[Exercise prompt] Answer with a single number: the count of lines that hold "screenshot".

====

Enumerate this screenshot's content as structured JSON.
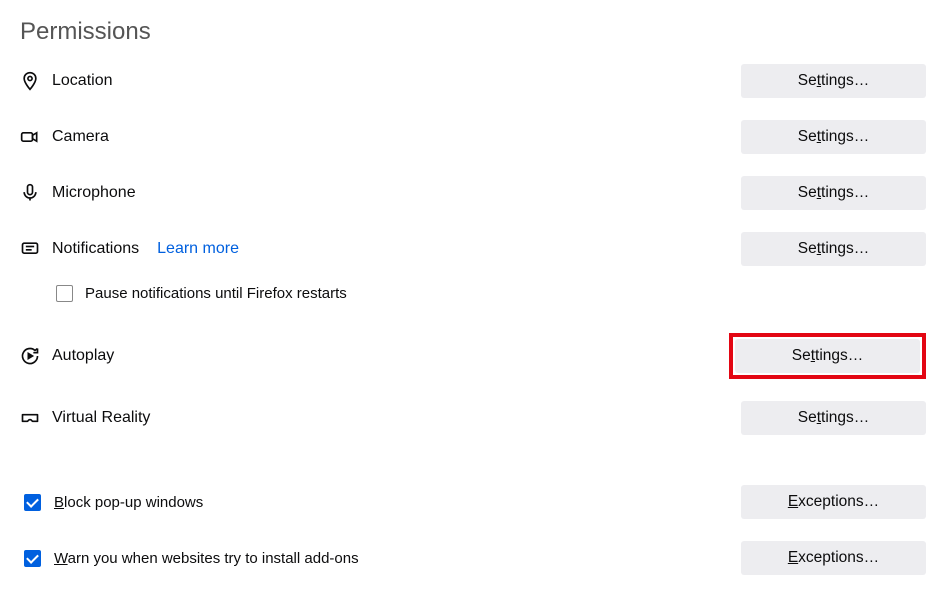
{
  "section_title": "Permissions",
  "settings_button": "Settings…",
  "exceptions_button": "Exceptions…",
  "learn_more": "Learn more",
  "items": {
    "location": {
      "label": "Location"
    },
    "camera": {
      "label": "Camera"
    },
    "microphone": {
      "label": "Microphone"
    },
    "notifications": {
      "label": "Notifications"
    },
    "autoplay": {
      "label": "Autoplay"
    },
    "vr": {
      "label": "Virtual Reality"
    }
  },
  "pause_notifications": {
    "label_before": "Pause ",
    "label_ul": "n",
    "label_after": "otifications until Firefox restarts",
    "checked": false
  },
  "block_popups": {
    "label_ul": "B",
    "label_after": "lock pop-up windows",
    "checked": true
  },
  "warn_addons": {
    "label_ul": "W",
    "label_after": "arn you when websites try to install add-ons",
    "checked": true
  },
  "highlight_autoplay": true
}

====

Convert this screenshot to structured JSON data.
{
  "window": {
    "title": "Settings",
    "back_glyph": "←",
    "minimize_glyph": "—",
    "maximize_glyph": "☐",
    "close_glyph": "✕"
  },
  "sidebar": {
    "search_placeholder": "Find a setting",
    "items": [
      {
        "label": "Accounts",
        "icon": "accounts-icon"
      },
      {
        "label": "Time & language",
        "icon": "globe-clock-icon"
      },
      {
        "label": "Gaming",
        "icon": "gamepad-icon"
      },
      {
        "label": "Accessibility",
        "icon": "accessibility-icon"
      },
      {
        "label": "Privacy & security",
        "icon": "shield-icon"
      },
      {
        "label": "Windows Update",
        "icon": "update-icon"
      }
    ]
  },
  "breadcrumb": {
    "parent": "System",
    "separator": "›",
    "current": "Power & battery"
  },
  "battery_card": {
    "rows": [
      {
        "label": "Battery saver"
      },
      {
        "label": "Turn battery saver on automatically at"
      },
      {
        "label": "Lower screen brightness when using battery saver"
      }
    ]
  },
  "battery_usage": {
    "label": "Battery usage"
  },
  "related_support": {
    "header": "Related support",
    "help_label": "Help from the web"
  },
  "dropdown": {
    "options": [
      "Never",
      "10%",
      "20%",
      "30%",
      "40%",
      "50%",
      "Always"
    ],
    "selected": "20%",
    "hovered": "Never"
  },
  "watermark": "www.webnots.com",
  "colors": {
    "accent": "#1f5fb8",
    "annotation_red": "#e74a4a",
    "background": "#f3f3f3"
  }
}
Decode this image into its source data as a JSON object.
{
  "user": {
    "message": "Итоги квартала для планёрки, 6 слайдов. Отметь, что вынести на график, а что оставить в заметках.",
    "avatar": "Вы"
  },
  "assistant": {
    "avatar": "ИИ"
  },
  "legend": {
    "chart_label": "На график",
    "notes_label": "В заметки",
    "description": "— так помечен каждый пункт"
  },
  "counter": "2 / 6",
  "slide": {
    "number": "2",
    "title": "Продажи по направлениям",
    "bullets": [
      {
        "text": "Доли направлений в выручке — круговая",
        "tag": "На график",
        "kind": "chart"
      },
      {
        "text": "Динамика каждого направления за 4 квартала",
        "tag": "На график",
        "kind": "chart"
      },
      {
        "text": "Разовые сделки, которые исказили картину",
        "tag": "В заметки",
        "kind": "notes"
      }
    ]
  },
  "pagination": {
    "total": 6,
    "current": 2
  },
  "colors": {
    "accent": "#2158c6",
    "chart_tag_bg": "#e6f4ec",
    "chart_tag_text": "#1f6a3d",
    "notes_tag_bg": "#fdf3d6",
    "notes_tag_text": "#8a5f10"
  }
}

====

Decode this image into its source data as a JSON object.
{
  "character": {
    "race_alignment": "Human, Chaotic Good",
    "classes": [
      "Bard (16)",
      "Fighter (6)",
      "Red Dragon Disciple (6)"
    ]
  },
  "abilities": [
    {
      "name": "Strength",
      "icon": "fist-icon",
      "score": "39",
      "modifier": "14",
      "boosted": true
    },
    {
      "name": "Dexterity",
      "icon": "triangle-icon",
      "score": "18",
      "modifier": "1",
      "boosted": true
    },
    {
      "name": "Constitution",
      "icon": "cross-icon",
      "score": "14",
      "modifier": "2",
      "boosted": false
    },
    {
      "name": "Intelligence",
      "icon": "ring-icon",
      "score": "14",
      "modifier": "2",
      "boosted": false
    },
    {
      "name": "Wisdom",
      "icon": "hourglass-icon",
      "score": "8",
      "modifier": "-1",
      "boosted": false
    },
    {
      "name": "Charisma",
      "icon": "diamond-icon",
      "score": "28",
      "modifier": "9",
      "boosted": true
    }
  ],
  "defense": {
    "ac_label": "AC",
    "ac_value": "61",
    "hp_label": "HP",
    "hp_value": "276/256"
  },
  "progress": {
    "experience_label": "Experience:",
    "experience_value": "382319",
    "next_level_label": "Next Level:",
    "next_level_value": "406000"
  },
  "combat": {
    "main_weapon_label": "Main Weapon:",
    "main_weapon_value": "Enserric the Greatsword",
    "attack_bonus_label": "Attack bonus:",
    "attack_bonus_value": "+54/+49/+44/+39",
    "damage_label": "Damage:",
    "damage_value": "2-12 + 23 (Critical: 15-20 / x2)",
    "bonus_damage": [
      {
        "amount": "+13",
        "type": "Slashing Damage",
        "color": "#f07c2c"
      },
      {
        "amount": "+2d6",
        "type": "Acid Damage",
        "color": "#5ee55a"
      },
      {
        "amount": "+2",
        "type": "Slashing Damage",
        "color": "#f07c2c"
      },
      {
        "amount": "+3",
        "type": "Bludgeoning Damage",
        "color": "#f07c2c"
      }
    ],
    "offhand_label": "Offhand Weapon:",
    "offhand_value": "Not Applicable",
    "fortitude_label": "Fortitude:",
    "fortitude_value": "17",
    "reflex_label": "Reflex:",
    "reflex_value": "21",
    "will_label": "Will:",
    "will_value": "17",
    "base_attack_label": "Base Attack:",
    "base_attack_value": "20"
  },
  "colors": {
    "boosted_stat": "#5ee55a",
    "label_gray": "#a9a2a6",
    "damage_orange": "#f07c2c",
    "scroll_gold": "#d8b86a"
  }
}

====

[Expected answer] 2